Begin
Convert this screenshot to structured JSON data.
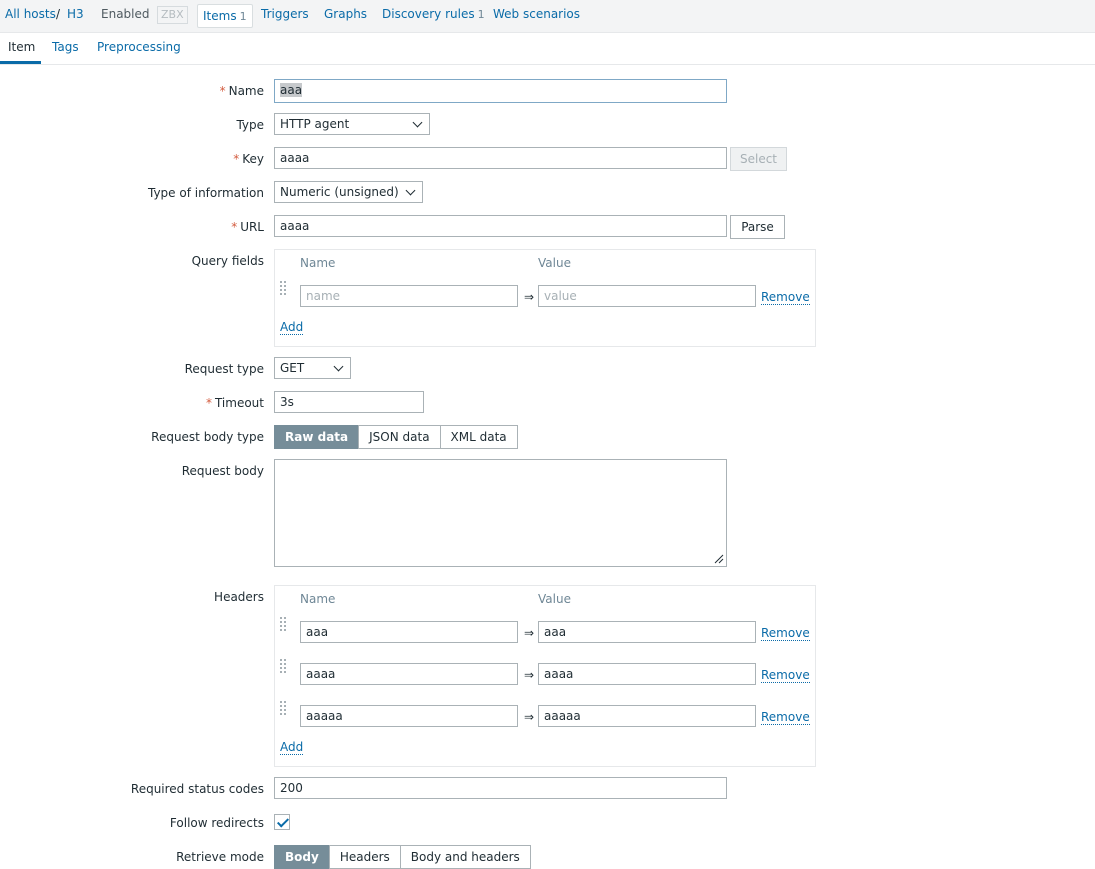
{
  "nav": {
    "all_hosts": "All hosts",
    "separator": "/",
    "host": "H3",
    "status": "Enabled",
    "zbx": "ZBX",
    "items": "Items",
    "items_count": "1",
    "triggers": "Triggers",
    "graphs": "Graphs",
    "discovery": "Discovery rules",
    "discovery_count": "1",
    "web": "Web scenarios"
  },
  "tabs": {
    "item": "Item",
    "tags": "Tags",
    "preprocessing": "Preprocessing"
  },
  "form": {
    "name": {
      "label": "Name",
      "value": "aaa"
    },
    "type": {
      "label": "Type",
      "value": "HTTP agent"
    },
    "key": {
      "label": "Key",
      "value": "aaaa",
      "select_button": "Select"
    },
    "type_info": {
      "label": "Type of information",
      "value": "Numeric (unsigned)"
    },
    "url": {
      "label": "URL",
      "value": "aaaa",
      "parse_button": "Parse"
    },
    "query_fields": {
      "label": "Query fields",
      "col_name": "Name",
      "col_value": "Value",
      "name_placeholder": "name",
      "value_placeholder": "value",
      "arrow": "⇒",
      "remove": "Remove",
      "add": "Add"
    },
    "request_type": {
      "label": "Request type",
      "value": "GET"
    },
    "timeout": {
      "label": "Timeout",
      "value": "3s"
    },
    "body_type": {
      "label": "Request body type",
      "options": [
        "Raw data",
        "JSON data",
        "XML data"
      ],
      "selected": "Raw data"
    },
    "request_body": {
      "label": "Request body",
      "value": ""
    },
    "headers": {
      "label": "Headers",
      "col_name": "Name",
      "col_value": "Value",
      "rows": [
        {
          "name": "aaa",
          "value": "aaa"
        },
        {
          "name": "aaaa",
          "value": "aaaa"
        },
        {
          "name": "aaaaa",
          "value": "aaaaa"
        }
      ],
      "arrow": "⇒",
      "remove": "Remove",
      "add": "Add"
    },
    "status_codes": {
      "label": "Required status codes",
      "value": "200"
    },
    "follow_redirects": {
      "label": "Follow redirects",
      "checked": true
    },
    "retrieve_mode": {
      "label": "Retrieve mode",
      "options": [
        "Body",
        "Headers",
        "Body and headers"
      ],
      "selected": "Body"
    }
  },
  "colors": {
    "accent": "#0a6ba8",
    "segment_on": "#768d99",
    "required": "#d35b3e"
  }
}
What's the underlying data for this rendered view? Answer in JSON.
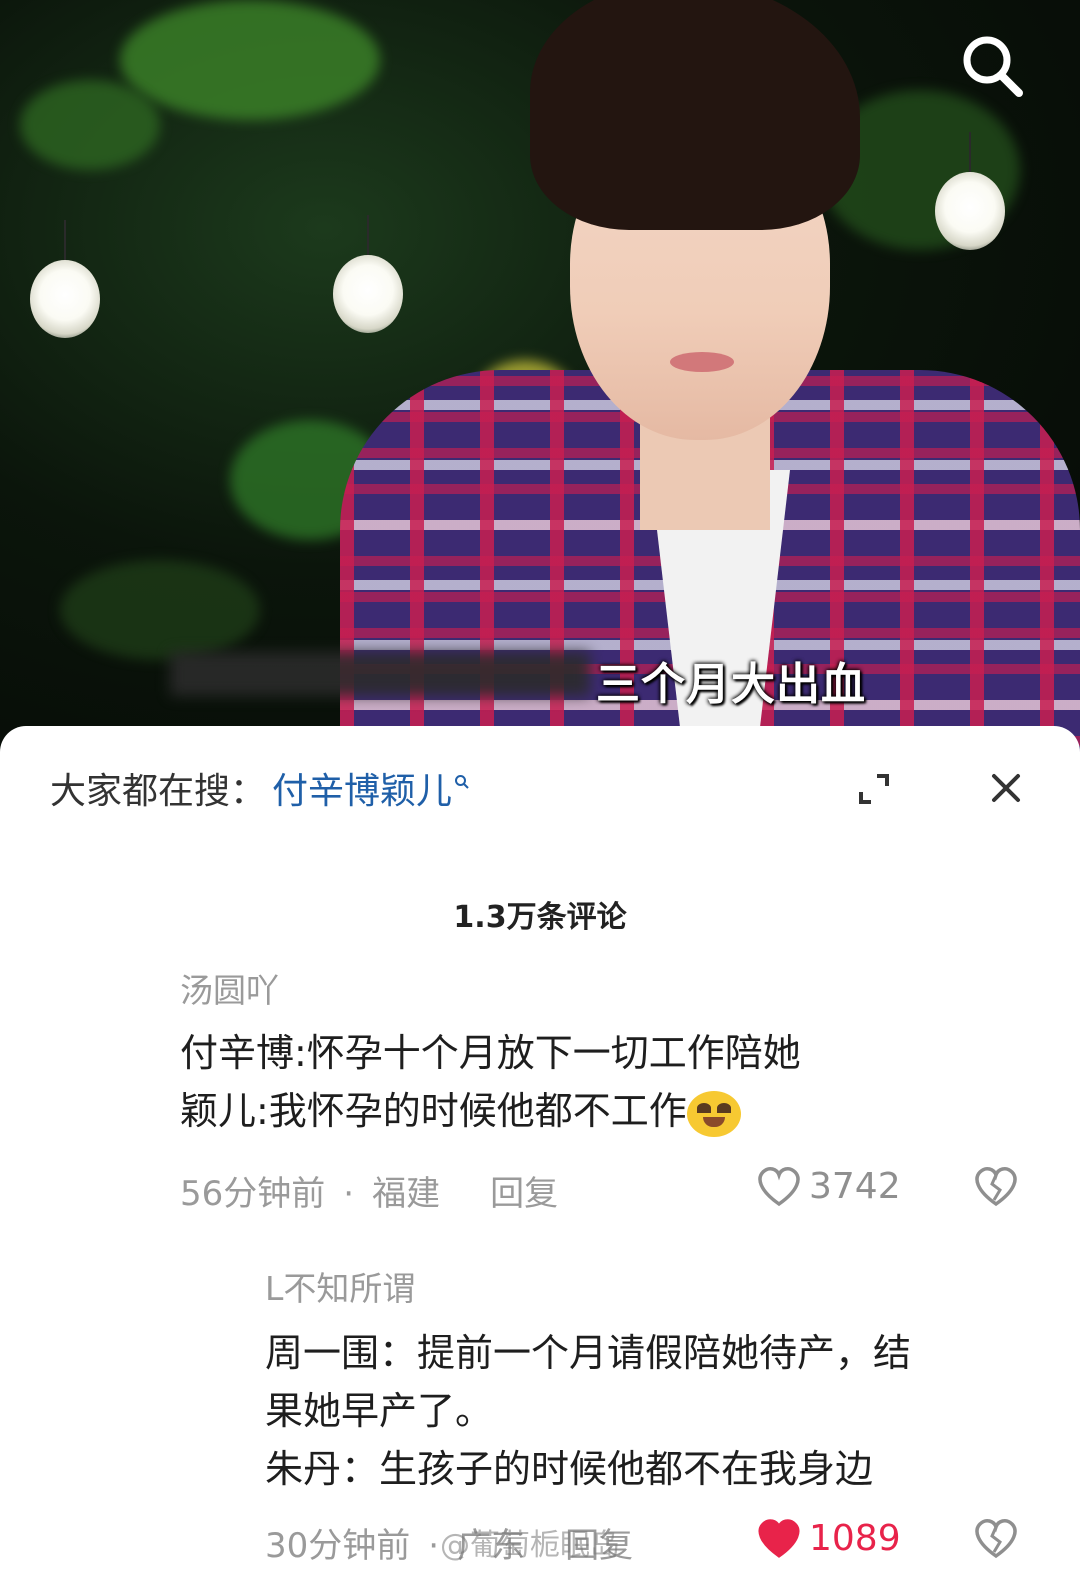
{
  "video": {
    "caption": "三个月大出血"
  },
  "trending": {
    "prefix": "大家都在搜：",
    "term": "付辛博颖儿"
  },
  "comments_header": {
    "count_label": "1.3万条评论"
  },
  "comments": [
    {
      "username": "汤圆吖",
      "lines": [
        "付辛博:怀孕十个月放下一切工作陪她",
        "颖儿:我怀孕的时候他都不工作"
      ],
      "time": "56分钟前",
      "location": "福建",
      "reply_label": "回复",
      "likes": "3742",
      "liked": false
    },
    {
      "username": "L不知所谓",
      "lines": [
        "周一围：提前一个月请假陪她待产，结",
        "果她早产了。",
        "朱丹：生孩子的时候他都不在我身边"
      ],
      "time": "30分钟前",
      "location": "广东",
      "reply_label": "回复",
      "likes": "1089",
      "liked": true
    }
  ],
  "watermark": "@葡萄栀眠岛",
  "colors": {
    "link_blue": "#1f5fa8",
    "like_red": "#e8234a",
    "muted_gray": "#9a9a9a"
  },
  "icons": [
    "search-icon",
    "expand-icon",
    "close-icon",
    "heart-icon",
    "broken-heart-icon",
    "crying-laugh-emoji"
  ]
}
End
**Challenge**
Reproduce every record above exactly, omitting the pictures.

**Complete output**
Convert this screenshot to structured JSON data.
{
  "nav": {
    "all_hosts": "All hosts",
    "separator": "/",
    "host": "H3",
    "status": "Enabled",
    "zbx": "ZBX",
    "items": "Items",
    "items_count": "1",
    "triggers": "Triggers",
    "graphs": "Graphs",
    "discovery": "Discovery rules",
    "discovery_count": "1",
    "web": "Web scenarios"
  },
  "tabs": {
    "item": "Item",
    "tags": "Tags",
    "preprocessing": "Preprocessing"
  },
  "form": {
    "name": {
      "label": "Name",
      "value": "aaa"
    },
    "type": {
      "label": "Type",
      "value": "HTTP agent"
    },
    "key": {
      "label": "Key",
      "value": "aaaa",
      "select_button": "Select"
    },
    "type_info": {
      "label": "Type of information",
      "value": "Numeric (unsigned)"
    },
    "url": {
      "label": "URL",
      "value": "aaaa",
      "parse_button": "Parse"
    },
    "query_fields": {
      "label": "Query fields",
      "col_name": "Name",
      "col_value": "Value",
      "name_placeholder": "name",
      "value_placeholder": "value",
      "arrow": "⇒",
      "remove": "Remove",
      "add": "Add"
    },
    "request_type": {
      "label": "Request type",
      "value": "GET"
    },
    "timeout": {
      "label": "Timeout",
      "value": "3s"
    },
    "body_type": {
      "label": "Request body type",
      "options": [
        "Raw data",
        "JSON data",
        "XML data"
      ],
      "selected": "Raw data"
    },
    "request_body": {
      "label": "Request body",
      "value": ""
    },
    "headers": {
      "label": "Headers",
      "col_name": "Name",
      "col_value": "Value",
      "rows": [
        {
          "name": "aaa",
          "value": "aaa"
        },
        {
          "name": "aaaa",
          "value": "aaaa"
        },
        {
          "name": "aaaaa",
          "value": "aaaaa"
        }
      ],
      "arrow": "⇒",
      "remove": "Remove",
      "add": "Add"
    },
    "status_codes": {
      "label": "Required status codes",
      "value": "200"
    },
    "follow_redirects": {
      "label": "Follow redirects",
      "checked": true
    },
    "retrieve_mode": {
      "label": "Retrieve mode",
      "options": [
        "Body",
        "Headers",
        "Body and headers"
      ],
      "selected": "Body"
    }
  },
  "colors": {
    "accent": "#0a6ba8",
    "segment_on": "#768d99",
    "required": "#d35b3e"
  }
}
What's the underlying data for this rendered view? Answer in JSON.
{
  "video": {
    "caption": "三个月大出血"
  },
  "trending": {
    "prefix": "大家都在搜：",
    "term": "付辛博颖儿"
  },
  "comments_header": {
    "count_label": "1.3万条评论"
  },
  "comments": [
    {
      "username": "汤圆吖",
      "lines": [
        "付辛博:怀孕十个月放下一切工作陪她",
        "颖儿:我怀孕的时候他都不工作"
      ],
      "time": "56分钟前",
      "location": "福建",
      "reply_label": "回复",
      "likes": "3742",
      "liked": false
    },
    {
      "username": "L不知所谓",
      "lines": [
        "周一围：提前一个月请假陪她待产，结",
        "果她早产了。",
        "朱丹：生孩子的时候他都不在我身边"
      ],
      "time": "30分钟前",
      "location": "广东",
      "reply_label": "回复",
      "likes": "1089",
      "liked": true
    }
  ],
  "watermark": "@葡萄栀眠岛",
  "colors": {
    "link_blue": "#1f5fa8",
    "like_red": "#e8234a",
    "muted_gray": "#9a9a9a"
  },
  "icons": [
    "search-icon",
    "expand-icon",
    "close-icon",
    "heart-icon",
    "broken-heart-icon",
    "crying-laugh-emoji"
  ]
}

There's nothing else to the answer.